== Passage provided ==

1. Detailed description of the algorithm and how to think through it during an interview:

• The problem asks us to perform insertion sort on a singly linked list. The idea behind insertion sort is to insert each element into its correct position in a sorted sublist.

• We start by creating a dummy node called dummy which serves as the beginning of the sorted list. We also initialize a pointer curr to traverse the original list.

• We traverse the original list using the pointer curr and for each node, we find its correct position in the sorted list by comparing its value with the values of nodes in the sorted list. To find the correct position, we maintain another pointer prev which starts at the dummy node and moves forward until it reaches the end of the sorted list or finds a value greater than or equal to the current node's value.

• Once we find the correct position for the current node, we insert it by rearranging the pointers. We set the next pointer of the current node to the next node of prev, and then set the next pointer of prev to the current node.

===
== Data for analysis ==

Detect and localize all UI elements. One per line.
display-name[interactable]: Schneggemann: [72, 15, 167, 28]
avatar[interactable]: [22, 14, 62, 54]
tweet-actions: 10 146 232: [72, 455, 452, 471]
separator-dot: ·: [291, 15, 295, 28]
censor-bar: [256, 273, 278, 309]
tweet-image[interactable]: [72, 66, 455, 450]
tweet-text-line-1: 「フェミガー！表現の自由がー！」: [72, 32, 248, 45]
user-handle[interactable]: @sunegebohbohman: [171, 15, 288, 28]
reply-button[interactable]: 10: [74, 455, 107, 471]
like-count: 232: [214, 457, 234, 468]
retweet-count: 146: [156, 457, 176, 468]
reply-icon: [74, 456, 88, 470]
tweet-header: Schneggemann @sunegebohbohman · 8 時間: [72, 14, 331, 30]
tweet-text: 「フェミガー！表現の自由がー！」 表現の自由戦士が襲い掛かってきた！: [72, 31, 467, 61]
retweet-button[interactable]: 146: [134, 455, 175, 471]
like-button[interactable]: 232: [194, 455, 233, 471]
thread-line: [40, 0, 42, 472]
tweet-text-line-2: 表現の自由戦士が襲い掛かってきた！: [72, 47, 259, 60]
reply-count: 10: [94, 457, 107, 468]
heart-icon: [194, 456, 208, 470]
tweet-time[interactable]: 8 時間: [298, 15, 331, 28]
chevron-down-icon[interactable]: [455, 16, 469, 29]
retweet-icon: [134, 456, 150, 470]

===

▶ [Questions]:
[a] In the insertion sort text, where does the pointer prev start?
[b] Write out everything in the insertion sort text from "1. Detailed description" down to "current node's value.".
Work only from the insertion sort text and not from the material.

▶ [Activity answers]:
[a] It starts at the dummy node.

[b]
1. Detailed description of the algorithm and how to think through it during an interview:

• The problem asks us to perform insertion sort on a singly linked list. The idea behind insertion sort is to insert each element into its correct position in a sorted sublist.

• We start by creating a dummy node called dummy which serves as the beginning of the sorted list. We also initialize a pointer curr to traverse the original list.

• We traverse the original list using the pointer curr and for each node, we find its correct position in the sorted list by comparing its value with the values of nodes in the sorted list. To find the correct position, we maintain another pointer prev which starts at the dummy node and moves forward until it reaches the end of the sorted list or finds a value greater than or equal to the current node's value.